REQUIREMENT
Drop the images; return everything else in the listing below exactly.

* begin PROVIDED DATA *

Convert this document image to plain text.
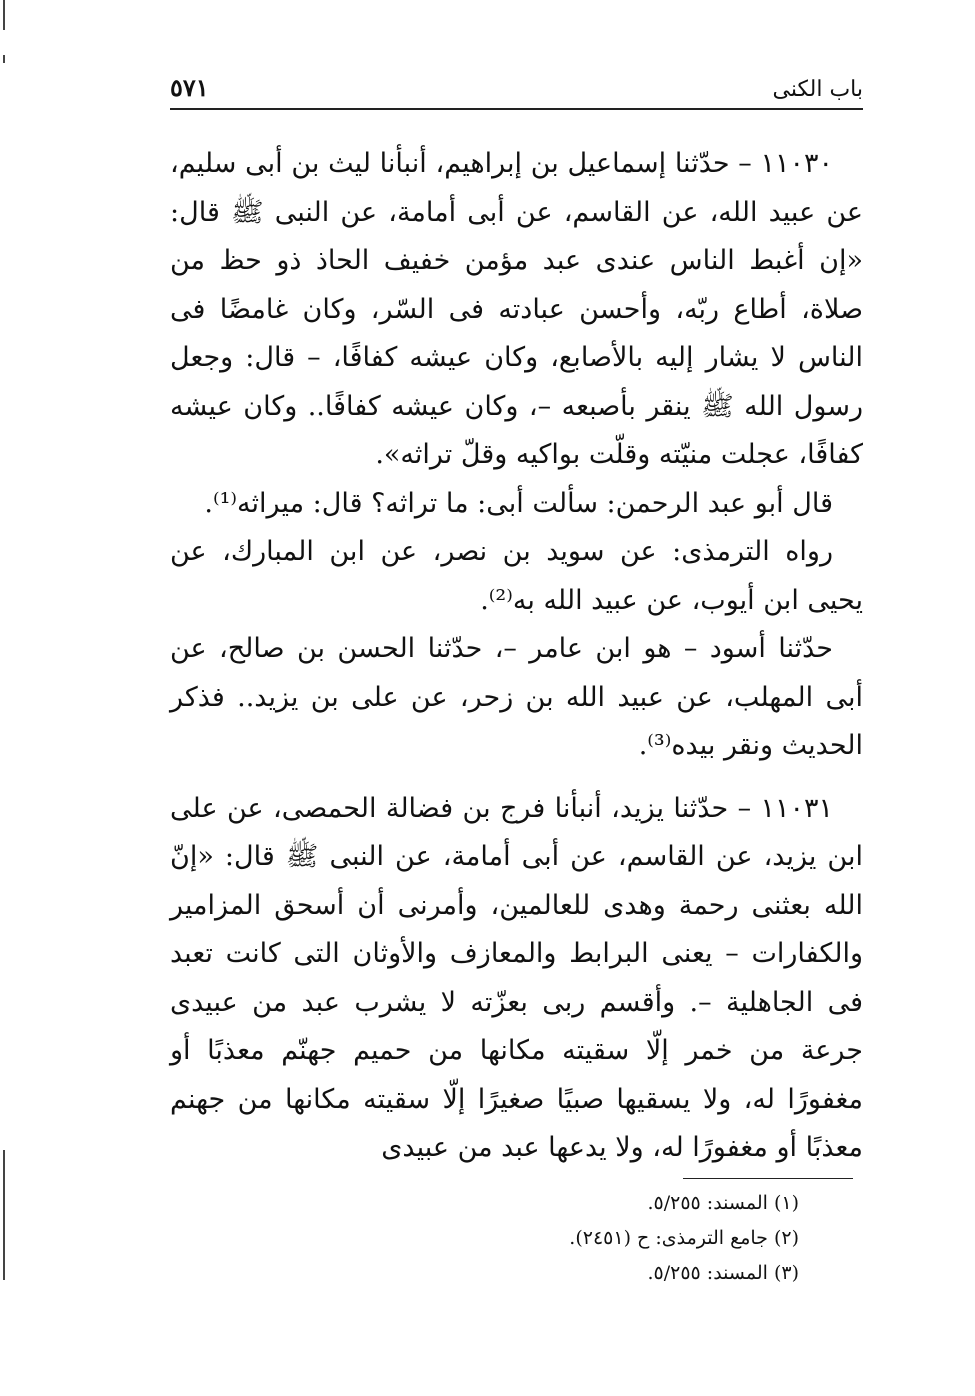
باب الكنى
٥٧١

١١٠٣٠ – حدّثنا إسماعيل بن إبراهيم، أنبأنا ليث بن أبى سليم، عن عبيد الله، عن القاسم، عن أبى أمامة، عن النبى ﷺ قال: «إن أغبط الناس عندى عبد مؤمن خفيف الحاذ ذو حظ من صلاة، أطاع ربّه، وأحسن عبادته فى السّر، وكان غامضًا فى الناس لا يشار إليه بالأصابع، وكان عيشه كفافًا، – قال: وجعل رسول الله ﷺ ينقر بأصبعه –، وكان عيشه كفافًا.. وكان عيشه كفافًا، عجلت منيّته وقلّت بواكيه وقلّ تراثه».

قال أبو عبد الرحمن: سألت أبى: ما تراثه؟ قال: ميراثه⁽¹⁾.

رواه الترمذى: عن سويد بن نصر، عن ابن المبارك، عن يحيى ابن أيوب، عن عبيد الله به⁽²⁾.

حدّثنا أسود – هو ابن عامر –، حدّثنا الحسن بن صالح، عن أبى المهلب، عن عبيد الله بن زحر، عن على بن يزيد.. فذكر الحديث ونقر بيده⁽³⁾.

١١٠٣١ – حدّثنا يزيد، أنبأنا فرج بن فضالة الحمصى، عن على ابن يزيد، عن القاسم، عن أبى أمامة، عن النبى ﷺ قال: «إنّ الله بعثنى رحمة وهدى للعالمين، وأمرنى أن أسحق المزامير والكفارات – يعنى البرابط والمعازف والأوثان التى كانت تعبد فى الجاهلية –. وأقسم ربى بعزّته لا يشرب عبد من عبيدى جرعة من خمر إلّا سقيته مكانها من حميم جهنّم معذبًا أو مغفورًا له، ولا يسقيها صبيًا صغيرًا إلّا سقيته مكانها من جهنم معذبًا أو مغفورًا له، ولا يدعها عبد من عبيدى

(١) المسند: ٥/٢٥٥.

(٢) جامع الترمذى: ح (٢٤٥١).

(٣) المسند: ٥/٢٥٥.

* end PROVIDED DATA *

THE SOLUTION
Convert this document image to plain text.
باب الكنى
٥٧١

١١٠٣٠ – حدّثنا إسماعيل بن إبراهيم، أنبأنا ليث بن أبى سليم، عن عبيد الله، عن القاسم، عن أبى أمامة، عن النبى ﷺ قال: «إن أغبط الناس عندى عبد مؤمن خفيف الحاذ ذو حظ من صلاة، أطاع ربّه، وأحسن عبادته فى السّر، وكان غامضًا فى الناس لا يشار إليه بالأصابع، وكان عيشه كفافًا، – قال: وجعل رسول الله ﷺ ينقر بأصبعه –، وكان عيشه كفافًا.. وكان عيشه كفافًا، عجلت منيّته وقلّت بواكيه وقلّ تراثه».

قال أبو عبد الرحمن: سألت أبى: ما تراثه؟ قال: ميراثه⁽¹⁾.

رواه الترمذى: عن سويد بن نصر، عن ابن المبارك، عن يحيى ابن أيوب، عن عبيد الله به⁽²⁾.

حدّثنا أسود – هو ابن عامر –، حدّثنا الحسن بن صالح، عن أبى المهلب، عن عبيد الله بن زحر، عن على بن يزيد.. فذكر الحديث ونقر بيده⁽³⁾.

١١٠٣١ – حدّثنا يزيد، أنبأنا فرج بن فضالة الحمصى، عن على ابن يزيد، عن القاسم، عن أبى أمامة، عن النبى ﷺ قال: «إنّ الله بعثنى رحمة وهدى للعالمين، وأمرنى أن أسحق المزامير والكفارات – يعنى البرابط والمعازف والأوثان التى كانت تعبد فى الجاهلية –. وأقسم ربى بعزّته لا يشرب عبد من عبيدى جرعة من خمر إلّا سقيته مكانها من حميم جهنّم معذبًا أو مغفورًا له، ولا يسقيها صبيًا صغيرًا إلّا سقيته مكانها من جهنم معذبًا أو مغفورًا له، ولا يدعها عبد من عبيدى

(١) المسند: ٥/٢٥٥.

(٢) جامع الترمذى: ح (٢٤٥١).

(٣) المسند: ٥/٢٥٥.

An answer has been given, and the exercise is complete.